Set problem ::
Find each line holding "smarttechsn" and copy it out.

Extracted records ::
....

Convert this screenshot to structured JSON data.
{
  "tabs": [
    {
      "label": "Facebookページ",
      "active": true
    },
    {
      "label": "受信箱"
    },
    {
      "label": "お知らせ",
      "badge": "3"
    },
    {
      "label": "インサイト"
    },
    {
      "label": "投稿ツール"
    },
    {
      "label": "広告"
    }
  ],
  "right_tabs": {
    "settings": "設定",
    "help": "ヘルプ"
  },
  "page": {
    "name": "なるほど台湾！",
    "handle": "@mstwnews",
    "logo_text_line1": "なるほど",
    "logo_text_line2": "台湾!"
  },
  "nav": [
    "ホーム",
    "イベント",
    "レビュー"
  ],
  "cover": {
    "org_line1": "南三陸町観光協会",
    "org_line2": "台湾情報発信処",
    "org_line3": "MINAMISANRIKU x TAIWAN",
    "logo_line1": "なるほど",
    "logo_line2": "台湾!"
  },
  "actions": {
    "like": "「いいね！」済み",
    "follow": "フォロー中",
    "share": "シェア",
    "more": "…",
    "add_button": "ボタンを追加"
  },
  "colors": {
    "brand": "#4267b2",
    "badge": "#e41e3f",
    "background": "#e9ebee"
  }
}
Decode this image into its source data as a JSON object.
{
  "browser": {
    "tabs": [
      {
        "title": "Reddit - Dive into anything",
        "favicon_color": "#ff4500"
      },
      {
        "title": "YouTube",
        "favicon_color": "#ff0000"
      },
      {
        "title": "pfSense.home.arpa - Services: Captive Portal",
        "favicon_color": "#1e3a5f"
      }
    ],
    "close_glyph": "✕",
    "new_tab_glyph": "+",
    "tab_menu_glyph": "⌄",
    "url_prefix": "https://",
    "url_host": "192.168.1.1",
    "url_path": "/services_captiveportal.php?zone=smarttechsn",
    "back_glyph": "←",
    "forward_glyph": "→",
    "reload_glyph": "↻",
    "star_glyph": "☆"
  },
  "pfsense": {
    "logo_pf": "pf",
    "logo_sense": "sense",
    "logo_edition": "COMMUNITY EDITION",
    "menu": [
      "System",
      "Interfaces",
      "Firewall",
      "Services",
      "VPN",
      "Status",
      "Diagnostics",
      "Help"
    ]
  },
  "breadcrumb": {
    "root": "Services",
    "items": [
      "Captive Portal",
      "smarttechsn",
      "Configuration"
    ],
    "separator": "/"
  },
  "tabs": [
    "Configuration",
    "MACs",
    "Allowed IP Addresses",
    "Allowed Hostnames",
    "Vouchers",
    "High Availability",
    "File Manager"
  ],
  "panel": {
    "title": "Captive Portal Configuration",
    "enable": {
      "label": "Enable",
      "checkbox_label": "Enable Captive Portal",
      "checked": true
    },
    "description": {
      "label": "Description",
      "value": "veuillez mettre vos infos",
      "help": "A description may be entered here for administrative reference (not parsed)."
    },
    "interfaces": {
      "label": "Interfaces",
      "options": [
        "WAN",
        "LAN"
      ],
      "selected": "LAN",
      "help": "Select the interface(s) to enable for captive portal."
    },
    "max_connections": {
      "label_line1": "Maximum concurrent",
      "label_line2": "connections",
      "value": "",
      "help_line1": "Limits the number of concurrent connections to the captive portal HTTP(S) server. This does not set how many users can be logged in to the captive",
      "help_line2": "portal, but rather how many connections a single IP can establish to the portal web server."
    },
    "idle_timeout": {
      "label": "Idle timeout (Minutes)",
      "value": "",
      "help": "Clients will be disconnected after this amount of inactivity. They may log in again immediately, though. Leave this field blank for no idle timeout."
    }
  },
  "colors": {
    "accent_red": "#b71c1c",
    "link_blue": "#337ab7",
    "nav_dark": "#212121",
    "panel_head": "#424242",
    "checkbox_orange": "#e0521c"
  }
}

....

Answer for this exercise ::
    "url_path": "/services_captiveportal.php?zone=smarttechsn",
      "smarttechsn",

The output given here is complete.